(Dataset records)

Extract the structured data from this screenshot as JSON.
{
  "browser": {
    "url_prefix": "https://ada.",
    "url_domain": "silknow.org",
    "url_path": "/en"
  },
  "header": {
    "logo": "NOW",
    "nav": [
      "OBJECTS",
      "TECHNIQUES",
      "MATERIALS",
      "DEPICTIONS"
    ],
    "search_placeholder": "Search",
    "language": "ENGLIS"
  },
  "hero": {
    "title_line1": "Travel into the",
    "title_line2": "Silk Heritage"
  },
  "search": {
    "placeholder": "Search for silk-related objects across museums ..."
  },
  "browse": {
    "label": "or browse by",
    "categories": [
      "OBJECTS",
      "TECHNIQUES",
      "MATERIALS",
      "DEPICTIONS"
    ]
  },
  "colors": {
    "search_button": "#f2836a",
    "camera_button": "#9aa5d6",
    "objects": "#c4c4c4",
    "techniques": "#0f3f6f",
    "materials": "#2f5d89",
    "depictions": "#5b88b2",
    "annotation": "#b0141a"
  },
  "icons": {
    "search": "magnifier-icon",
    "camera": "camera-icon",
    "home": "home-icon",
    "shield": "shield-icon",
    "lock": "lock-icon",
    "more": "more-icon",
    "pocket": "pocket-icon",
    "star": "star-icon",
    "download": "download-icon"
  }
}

■ GIVEN REQUEST:
Would you write down every record again, exactly?

■ COMPLETE RESPONSE:
Extract the structured data from this screenshot as JSON.
{
  "browser": {
    "url_prefix": "https://ada.",
    "url_domain": "silknow.org",
    "url_path": "/en"
  },
  "header": {
    "logo": "NOW",
    "nav": [
      "OBJECTS",
      "TECHNIQUES",
      "MATERIALS",
      "DEPICTIONS"
    ],
    "search_placeholder": "Search",
    "language": "ENGLIS"
  },
  "hero": {
    "title_line1": "Travel into the",
    "title_line2": "Silk Heritage"
  },
  "search": {
    "placeholder": "Search for silk-related objects across museums ..."
  },
  "browse": {
    "label": "or browse by",
    "categories": [
      "OBJECTS",
      "TECHNIQUES",
      "MATERIALS",
      "DEPICTIONS"
    ]
  },
  "colors": {
    "search_button": "#f2836a",
    "camera_button": "#9aa5d6",
    "objects": "#c4c4c4",
    "techniques": "#0f3f6f",
    "materials": "#2f5d89",
    "depictions": "#5b88b2",
    "annotation": "#b0141a"
  },
  "icons": {
    "search": "magnifier-icon",
    "camera": "camera-icon",
    "home": "home-icon",
    "shield": "shield-icon",
    "lock": "lock-icon",
    "more": "more-icon",
    "pocket": "pocket-icon",
    "star": "star-icon",
    "download": "download-icon"
  }
}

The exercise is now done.